## WORK TO DO
Sort through the entries below and pull out lines containing the word "more".

## RECORDS SHOWN
* Begin *

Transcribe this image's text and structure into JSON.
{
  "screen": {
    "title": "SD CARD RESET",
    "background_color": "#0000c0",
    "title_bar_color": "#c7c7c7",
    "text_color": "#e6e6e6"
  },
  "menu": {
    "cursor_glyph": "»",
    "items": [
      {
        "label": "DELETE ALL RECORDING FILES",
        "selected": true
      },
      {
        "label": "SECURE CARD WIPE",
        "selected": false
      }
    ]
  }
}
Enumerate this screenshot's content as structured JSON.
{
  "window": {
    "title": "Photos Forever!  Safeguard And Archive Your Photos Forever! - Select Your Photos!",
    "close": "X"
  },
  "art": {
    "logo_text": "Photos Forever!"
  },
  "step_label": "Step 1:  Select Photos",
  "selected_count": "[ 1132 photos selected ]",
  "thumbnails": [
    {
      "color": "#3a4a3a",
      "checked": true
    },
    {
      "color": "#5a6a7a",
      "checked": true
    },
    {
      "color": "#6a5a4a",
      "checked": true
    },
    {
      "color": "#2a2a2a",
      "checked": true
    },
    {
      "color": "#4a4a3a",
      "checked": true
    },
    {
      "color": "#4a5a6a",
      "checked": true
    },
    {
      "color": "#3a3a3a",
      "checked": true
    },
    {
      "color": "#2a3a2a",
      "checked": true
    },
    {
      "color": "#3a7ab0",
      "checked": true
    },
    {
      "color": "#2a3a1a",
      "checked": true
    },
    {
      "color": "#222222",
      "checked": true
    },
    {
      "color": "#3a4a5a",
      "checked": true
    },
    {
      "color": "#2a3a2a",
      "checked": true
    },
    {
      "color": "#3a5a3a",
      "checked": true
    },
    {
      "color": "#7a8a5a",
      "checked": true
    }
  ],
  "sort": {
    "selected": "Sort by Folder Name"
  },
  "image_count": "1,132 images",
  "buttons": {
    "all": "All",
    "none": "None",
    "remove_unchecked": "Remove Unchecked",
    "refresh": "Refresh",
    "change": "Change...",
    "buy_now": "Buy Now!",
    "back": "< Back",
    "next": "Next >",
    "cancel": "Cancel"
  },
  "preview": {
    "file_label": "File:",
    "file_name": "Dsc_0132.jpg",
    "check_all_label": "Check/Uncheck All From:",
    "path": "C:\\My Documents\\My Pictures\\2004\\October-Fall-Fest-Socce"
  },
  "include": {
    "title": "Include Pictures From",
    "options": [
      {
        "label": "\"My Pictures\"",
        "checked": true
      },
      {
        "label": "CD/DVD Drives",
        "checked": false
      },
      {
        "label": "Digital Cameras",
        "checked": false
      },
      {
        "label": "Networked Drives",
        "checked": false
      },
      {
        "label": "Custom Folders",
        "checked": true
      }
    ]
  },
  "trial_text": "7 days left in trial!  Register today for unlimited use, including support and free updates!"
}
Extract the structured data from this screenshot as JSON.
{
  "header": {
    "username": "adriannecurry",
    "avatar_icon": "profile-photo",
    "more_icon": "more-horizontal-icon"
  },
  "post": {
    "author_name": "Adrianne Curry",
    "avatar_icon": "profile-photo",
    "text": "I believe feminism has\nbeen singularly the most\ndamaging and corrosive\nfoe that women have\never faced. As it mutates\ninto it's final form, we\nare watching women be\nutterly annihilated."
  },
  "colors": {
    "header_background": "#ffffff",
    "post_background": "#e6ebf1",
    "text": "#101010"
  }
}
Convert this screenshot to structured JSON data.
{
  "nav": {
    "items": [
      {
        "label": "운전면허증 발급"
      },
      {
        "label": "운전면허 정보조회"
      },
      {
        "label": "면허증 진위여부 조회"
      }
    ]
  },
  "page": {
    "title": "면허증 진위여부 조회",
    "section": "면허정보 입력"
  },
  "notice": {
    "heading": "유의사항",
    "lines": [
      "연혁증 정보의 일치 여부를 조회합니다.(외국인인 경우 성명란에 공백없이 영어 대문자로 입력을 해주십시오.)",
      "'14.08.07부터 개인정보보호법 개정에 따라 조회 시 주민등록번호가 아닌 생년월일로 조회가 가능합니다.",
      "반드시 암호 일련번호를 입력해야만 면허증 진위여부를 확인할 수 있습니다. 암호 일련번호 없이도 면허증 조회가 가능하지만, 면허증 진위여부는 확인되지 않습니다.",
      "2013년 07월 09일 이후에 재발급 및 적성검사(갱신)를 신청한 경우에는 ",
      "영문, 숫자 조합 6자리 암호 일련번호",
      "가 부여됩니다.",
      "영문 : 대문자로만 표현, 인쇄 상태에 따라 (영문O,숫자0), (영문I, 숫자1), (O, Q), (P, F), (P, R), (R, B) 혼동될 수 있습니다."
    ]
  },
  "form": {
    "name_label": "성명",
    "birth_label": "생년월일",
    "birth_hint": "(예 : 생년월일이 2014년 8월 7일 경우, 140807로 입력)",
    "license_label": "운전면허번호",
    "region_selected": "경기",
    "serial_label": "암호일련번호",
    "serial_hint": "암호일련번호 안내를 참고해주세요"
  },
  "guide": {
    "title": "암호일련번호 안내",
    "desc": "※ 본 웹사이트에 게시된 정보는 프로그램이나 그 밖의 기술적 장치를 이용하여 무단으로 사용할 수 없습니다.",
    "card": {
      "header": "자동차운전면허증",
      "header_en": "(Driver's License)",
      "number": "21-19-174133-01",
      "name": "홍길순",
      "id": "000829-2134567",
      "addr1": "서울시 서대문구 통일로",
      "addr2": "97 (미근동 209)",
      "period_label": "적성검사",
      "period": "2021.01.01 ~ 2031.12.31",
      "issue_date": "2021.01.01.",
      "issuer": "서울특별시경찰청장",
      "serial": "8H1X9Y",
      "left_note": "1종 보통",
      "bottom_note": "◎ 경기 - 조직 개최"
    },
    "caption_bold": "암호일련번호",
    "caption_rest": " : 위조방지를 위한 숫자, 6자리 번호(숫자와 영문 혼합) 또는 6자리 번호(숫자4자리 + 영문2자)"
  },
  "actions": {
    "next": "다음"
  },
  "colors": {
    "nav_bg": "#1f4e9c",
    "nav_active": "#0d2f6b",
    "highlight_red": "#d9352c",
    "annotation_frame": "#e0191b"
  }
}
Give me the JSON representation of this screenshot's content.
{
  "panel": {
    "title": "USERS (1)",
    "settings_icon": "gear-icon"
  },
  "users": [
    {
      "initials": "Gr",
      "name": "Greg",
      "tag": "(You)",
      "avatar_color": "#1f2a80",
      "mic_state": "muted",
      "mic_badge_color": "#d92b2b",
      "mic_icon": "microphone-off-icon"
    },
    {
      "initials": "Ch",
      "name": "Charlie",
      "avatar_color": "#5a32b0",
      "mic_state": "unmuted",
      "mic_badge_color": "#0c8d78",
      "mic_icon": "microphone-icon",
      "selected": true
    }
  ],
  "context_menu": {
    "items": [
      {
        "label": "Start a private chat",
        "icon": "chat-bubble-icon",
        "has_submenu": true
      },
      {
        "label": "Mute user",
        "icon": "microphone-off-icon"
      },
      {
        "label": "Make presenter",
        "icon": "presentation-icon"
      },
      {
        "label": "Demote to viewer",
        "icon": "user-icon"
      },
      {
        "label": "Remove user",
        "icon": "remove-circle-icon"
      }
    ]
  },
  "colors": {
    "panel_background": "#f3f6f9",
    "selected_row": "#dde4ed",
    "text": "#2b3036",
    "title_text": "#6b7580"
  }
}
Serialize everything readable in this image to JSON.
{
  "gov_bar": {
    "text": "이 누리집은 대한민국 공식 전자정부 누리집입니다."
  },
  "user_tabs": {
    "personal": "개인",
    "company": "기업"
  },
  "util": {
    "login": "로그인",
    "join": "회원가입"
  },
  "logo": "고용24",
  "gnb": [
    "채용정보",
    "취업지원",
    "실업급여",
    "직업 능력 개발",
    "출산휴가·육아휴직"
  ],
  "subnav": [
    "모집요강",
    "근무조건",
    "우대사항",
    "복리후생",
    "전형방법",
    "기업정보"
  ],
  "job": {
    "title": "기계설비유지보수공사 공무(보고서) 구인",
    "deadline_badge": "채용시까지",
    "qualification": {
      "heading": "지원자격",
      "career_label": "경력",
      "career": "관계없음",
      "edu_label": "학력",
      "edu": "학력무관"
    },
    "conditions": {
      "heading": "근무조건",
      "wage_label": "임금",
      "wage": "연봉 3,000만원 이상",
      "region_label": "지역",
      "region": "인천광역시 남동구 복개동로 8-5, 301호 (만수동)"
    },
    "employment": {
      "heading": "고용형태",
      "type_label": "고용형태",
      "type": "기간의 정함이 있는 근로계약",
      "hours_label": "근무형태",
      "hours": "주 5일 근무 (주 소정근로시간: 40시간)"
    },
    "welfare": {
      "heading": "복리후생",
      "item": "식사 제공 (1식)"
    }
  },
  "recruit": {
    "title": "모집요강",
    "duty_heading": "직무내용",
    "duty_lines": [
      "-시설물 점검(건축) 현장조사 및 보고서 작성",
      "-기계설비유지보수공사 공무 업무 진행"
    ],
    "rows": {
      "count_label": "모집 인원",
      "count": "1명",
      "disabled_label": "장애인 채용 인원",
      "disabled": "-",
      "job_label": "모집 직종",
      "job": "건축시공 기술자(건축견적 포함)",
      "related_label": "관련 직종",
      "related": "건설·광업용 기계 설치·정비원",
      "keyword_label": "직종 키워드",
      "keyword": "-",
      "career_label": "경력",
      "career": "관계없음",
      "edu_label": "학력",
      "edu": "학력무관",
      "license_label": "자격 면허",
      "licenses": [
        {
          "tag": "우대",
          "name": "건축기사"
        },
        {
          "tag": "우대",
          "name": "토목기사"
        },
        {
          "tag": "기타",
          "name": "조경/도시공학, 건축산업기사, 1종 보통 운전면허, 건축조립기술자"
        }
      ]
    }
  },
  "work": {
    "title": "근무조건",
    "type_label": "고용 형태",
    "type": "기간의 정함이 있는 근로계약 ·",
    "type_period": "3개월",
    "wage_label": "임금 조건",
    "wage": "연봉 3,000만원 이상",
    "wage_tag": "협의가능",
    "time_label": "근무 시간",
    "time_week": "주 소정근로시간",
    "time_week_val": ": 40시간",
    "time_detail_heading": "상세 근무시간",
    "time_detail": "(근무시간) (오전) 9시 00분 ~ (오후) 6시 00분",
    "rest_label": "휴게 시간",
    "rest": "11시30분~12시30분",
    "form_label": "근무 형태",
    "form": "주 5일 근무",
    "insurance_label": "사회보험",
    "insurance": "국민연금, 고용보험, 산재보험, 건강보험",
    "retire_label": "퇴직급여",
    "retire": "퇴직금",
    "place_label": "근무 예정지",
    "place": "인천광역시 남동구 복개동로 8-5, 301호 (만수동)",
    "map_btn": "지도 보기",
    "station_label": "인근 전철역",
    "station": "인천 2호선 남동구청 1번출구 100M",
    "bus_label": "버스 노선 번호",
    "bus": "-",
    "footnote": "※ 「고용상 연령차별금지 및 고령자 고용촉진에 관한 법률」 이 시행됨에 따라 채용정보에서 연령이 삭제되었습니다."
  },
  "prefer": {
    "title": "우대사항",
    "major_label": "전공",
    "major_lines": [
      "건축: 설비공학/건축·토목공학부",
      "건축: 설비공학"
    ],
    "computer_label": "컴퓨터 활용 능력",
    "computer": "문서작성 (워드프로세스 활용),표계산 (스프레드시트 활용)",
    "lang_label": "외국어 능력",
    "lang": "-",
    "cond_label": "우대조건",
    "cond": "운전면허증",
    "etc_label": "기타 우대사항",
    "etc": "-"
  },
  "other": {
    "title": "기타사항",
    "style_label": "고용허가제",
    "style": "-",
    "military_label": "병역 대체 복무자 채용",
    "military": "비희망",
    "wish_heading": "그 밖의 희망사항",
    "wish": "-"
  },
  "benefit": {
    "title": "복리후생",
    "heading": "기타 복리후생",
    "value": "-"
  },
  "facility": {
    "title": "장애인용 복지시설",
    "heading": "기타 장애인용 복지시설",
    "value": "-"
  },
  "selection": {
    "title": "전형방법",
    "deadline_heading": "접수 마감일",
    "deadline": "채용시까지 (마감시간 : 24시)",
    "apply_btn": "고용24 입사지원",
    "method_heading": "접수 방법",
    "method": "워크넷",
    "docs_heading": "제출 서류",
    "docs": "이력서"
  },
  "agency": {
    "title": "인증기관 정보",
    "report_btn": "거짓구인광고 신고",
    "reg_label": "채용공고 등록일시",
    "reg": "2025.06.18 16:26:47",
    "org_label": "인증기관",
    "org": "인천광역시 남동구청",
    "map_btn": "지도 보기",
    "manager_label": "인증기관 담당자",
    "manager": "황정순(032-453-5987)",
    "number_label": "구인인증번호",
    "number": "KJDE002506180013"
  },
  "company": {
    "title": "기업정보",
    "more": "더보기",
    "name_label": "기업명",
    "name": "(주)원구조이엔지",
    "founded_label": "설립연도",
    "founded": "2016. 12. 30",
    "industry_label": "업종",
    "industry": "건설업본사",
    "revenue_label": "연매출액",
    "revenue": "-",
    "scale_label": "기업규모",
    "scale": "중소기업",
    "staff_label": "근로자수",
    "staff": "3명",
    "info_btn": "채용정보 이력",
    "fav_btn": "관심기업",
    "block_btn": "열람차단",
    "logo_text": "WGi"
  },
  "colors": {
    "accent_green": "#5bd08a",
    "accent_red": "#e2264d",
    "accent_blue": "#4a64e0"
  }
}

* End *

## WRITTEN RESPONSE
    "more_icon": "more-horizontal-icon"
    "more": "더보기",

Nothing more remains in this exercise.